◆ Selected text
· · · · ·

This is the question I've been asked the most recently. My answer is: $80 SOL could indeed be the bottom; but! The $80 in March is likely not the bottom. Does that sound contradictory?
We know that the bottom is not "fallen" but "caught". So, when $SOL falls to a certain position and begins to consolidate, we only need to observe one thing - is there a concentrated influx of buying?
If there is, and the price stabilizes thereafter, then we can highly suspect that "the bottom has arrived".
Of course, a downward continuation will also attract some bottom-fishing funds, so the logic is: "having" does not necessarily mean it's the bottom, but "not having" is likely not.
I marked the range of $125-$175 in the chart — do you see it? The cost line of over 52 million SOL is pressing here, piled up like a wall. This is the accumulation of chips left from the repeated fluctuations in the second half of last year.

· · · · ·

◆ Information shown
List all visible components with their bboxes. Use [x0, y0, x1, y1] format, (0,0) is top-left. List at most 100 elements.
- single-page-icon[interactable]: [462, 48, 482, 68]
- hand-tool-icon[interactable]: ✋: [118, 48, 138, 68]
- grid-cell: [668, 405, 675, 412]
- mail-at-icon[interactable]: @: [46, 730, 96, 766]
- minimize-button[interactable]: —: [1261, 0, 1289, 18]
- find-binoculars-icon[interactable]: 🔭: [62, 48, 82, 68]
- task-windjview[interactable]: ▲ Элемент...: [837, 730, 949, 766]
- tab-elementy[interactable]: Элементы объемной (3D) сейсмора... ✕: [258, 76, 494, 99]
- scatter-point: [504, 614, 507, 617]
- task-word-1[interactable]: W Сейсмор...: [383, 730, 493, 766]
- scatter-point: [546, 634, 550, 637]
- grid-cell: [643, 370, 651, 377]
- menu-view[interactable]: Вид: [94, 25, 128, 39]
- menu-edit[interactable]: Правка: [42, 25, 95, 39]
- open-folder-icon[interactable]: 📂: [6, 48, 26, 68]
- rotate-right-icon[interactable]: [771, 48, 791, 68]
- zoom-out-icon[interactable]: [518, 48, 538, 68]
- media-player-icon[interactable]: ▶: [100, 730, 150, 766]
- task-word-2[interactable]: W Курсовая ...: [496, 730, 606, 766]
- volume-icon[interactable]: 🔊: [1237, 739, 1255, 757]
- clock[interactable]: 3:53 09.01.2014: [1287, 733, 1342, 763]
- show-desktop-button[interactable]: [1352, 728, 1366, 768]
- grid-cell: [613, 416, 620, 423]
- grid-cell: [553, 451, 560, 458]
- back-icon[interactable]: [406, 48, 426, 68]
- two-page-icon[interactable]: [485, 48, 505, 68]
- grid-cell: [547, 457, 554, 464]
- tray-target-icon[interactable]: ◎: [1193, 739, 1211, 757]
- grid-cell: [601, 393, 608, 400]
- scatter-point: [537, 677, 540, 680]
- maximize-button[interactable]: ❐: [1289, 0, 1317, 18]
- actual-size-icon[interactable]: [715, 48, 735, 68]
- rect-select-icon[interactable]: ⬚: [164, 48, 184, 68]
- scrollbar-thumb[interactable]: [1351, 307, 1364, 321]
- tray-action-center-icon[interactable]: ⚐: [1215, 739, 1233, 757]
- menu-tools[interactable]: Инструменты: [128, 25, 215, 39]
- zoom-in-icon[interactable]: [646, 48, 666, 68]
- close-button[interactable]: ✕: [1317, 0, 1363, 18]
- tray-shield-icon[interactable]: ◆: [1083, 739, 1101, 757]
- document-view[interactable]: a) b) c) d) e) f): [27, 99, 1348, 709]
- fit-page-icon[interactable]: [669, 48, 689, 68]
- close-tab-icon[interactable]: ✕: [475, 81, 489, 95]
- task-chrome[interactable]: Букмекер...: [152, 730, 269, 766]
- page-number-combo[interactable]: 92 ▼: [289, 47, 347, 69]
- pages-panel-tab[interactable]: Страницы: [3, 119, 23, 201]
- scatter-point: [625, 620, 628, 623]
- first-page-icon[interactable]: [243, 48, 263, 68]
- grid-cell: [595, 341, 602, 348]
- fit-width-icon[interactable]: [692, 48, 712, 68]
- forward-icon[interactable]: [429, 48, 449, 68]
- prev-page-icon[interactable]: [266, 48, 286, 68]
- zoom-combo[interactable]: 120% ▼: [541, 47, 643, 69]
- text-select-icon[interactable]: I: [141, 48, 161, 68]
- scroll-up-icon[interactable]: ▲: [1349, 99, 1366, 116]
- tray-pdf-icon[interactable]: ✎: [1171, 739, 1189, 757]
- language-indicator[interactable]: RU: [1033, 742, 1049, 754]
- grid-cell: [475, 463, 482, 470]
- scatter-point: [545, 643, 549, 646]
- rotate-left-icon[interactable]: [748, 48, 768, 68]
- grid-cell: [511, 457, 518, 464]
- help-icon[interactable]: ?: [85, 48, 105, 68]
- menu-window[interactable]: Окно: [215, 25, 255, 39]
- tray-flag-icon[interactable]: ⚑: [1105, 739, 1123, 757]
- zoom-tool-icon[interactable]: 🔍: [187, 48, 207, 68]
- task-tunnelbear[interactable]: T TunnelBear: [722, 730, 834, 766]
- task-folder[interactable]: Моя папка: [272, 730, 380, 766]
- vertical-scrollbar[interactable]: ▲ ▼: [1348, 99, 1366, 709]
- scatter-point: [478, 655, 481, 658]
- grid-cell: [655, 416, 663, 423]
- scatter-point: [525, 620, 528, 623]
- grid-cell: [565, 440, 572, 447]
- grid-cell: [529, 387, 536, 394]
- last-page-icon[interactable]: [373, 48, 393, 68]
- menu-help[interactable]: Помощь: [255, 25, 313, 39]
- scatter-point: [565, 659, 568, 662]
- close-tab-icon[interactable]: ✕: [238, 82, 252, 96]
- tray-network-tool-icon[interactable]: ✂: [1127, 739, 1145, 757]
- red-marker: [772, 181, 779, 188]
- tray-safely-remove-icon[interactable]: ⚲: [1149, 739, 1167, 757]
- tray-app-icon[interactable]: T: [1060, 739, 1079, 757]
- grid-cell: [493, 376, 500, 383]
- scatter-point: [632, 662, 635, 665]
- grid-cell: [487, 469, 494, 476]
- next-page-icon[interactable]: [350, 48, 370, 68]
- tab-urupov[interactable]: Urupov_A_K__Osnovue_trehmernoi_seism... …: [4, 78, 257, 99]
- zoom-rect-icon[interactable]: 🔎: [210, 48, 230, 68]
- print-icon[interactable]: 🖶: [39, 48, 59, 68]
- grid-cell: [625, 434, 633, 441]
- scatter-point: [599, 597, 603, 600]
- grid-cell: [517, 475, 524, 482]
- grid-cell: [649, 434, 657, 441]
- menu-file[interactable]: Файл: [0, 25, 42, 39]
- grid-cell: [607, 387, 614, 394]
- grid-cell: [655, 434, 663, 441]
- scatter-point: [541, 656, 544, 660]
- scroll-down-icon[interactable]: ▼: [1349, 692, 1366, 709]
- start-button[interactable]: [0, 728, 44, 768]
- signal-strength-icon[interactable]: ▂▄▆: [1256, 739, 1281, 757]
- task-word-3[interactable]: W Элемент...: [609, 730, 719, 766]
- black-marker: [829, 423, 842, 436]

· · · · ·

◆ Work to complete
**a)** According to the SOL post, how many SOL have a cost line pressing in the $125-$175 range?
**b)** Please write out the SOL post from "We know that" down to "of last year.".
**c)** The SOL post says a concentrated influx of buying does not necessarily mean the bottom has arrived. What reason does it give?

◆ Results in order
**a)** Over 52 million SOL.

**b)**
We know that the bottom is not "fallen" but "caught". So, when $SOL falls to a certain position and begins to consolidate, we only need to observe one thing - is there a concentrated influx of buying?
If there is, and the price stabilizes thereafter, then we can highly suspect that "the bottom has arrived".
Of course, a downward continuation will also attract some bottom-fishing funds, so the logic is: "having" does not necessarily mean it's the bottom, but "not having" is likely not.
I marked the range of $125-$175 in the chart — do you see it? The cost line of over 52 million SOL is pressing here, piled up like a wall. This is the accumulation of chips left from the repeated fluctuations in the second half of last year.

**c)** A downward continuation will also attract some bottom-fishing funds. Because of that, buying can appear even when the price is not at the bottom, although its absence likely means it is not the bottom.